#### WHAT YOU HAVE TO DO:
The records that follow are to be repeated exactly, with the pictures removed.

#### DATASET CONTENT:
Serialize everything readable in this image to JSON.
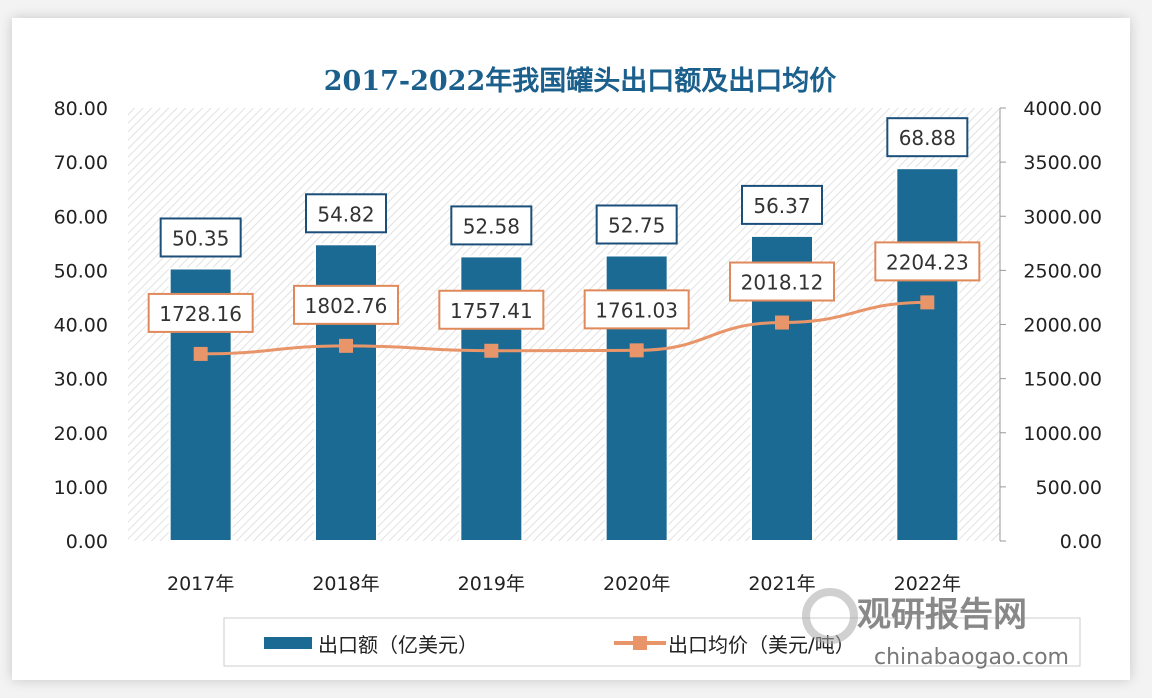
{
  "chart_data": {
    "type": "bar+line",
    "title": "2017-2022年我国罐头出口额及出口均价",
    "categories": [
      "2017年",
      "2018年",
      "2019年",
      "2020年",
      "2021年",
      "2022年"
    ],
    "series": [
      {
        "name": "出口额（亿美元）",
        "type": "bar",
        "axis": "left",
        "values": [
          50.35,
          54.82,
          52.58,
          52.75,
          56.37,
          68.88
        ],
        "labels": [
          "50.35",
          "54.82",
          "52.58",
          "52.75",
          "56.37",
          "68.88"
        ],
        "color": "#1b6a94"
      },
      {
        "name": "出口均价（美元/吨）",
        "type": "line",
        "axis": "right",
        "values": [
          1728.16,
          1802.76,
          1757.41,
          1761.03,
          2018.12,
          2204.23
        ],
        "labels": [
          "1728.16",
          "1802.76",
          "1757.41",
          "1761.03",
          "2018.12",
          "2204.23"
        ],
        "color": "#e8956a"
      }
    ],
    "left_axis": {
      "ylim": [
        0,
        80
      ],
      "ticks": [
        "0.00",
        "10.00",
        "20.00",
        "30.00",
        "40.00",
        "50.00",
        "60.00",
        "70.00",
        "80.00"
      ]
    },
    "right_axis": {
      "ylim": [
        0,
        4000
      ],
      "ticks": [
        "0.00",
        "500.00",
        "1000.00",
        "1500.00",
        "2000.00",
        "2500.00",
        "3000.00",
        "3500.00",
        "4000.00"
      ]
    },
    "legend_placement": "bottom",
    "grid": false,
    "background": "hatched"
  },
  "watermark": {
    "text": "观研报告网",
    "url_text": "chinabaogao.com"
  }
}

#### TASK SOLUTION:
Serialize everything readable in this image to JSON.
{
  "chart_data": {
    "type": "bar+line",
    "title": "2017-2022年我国罐头出口额及出口均价",
    "categories": [
      "2017年",
      "2018年",
      "2019年",
      "2020年",
      "2021年",
      "2022年"
    ],
    "series": [
      {
        "name": "出口额（亿美元）",
        "type": "bar",
        "axis": "left",
        "values": [
          50.35,
          54.82,
          52.58,
          52.75,
          56.37,
          68.88
        ],
        "labels": [
          "50.35",
          "54.82",
          "52.58",
          "52.75",
          "56.37",
          "68.88"
        ],
        "color": "#1b6a94"
      },
      {
        "name": "出口均价（美元/吨）",
        "type": "line",
        "axis": "right",
        "values": [
          1728.16,
          1802.76,
          1757.41,
          1761.03,
          2018.12,
          2204.23
        ],
        "labels": [
          "1728.16",
          "1802.76",
          "1757.41",
          "1761.03",
          "2018.12",
          "2204.23"
        ],
        "color": "#e8956a"
      }
    ],
    "left_axis": {
      "ylim": [
        0,
        80
      ],
      "ticks": [
        "0.00",
        "10.00",
        "20.00",
        "30.00",
        "40.00",
        "50.00",
        "60.00",
        "70.00",
        "80.00"
      ]
    },
    "right_axis": {
      "ylim": [
        0,
        4000
      ],
      "ticks": [
        "0.00",
        "500.00",
        "1000.00",
        "1500.00",
        "2000.00",
        "2500.00",
        "3000.00",
        "3500.00",
        "4000.00"
      ]
    },
    "legend_placement": "bottom",
    "grid": false,
    "background": "hatched"
  },
  "watermark": {
    "text": "观研报告网",
    "url_text": "chinabaogao.com"
  }
}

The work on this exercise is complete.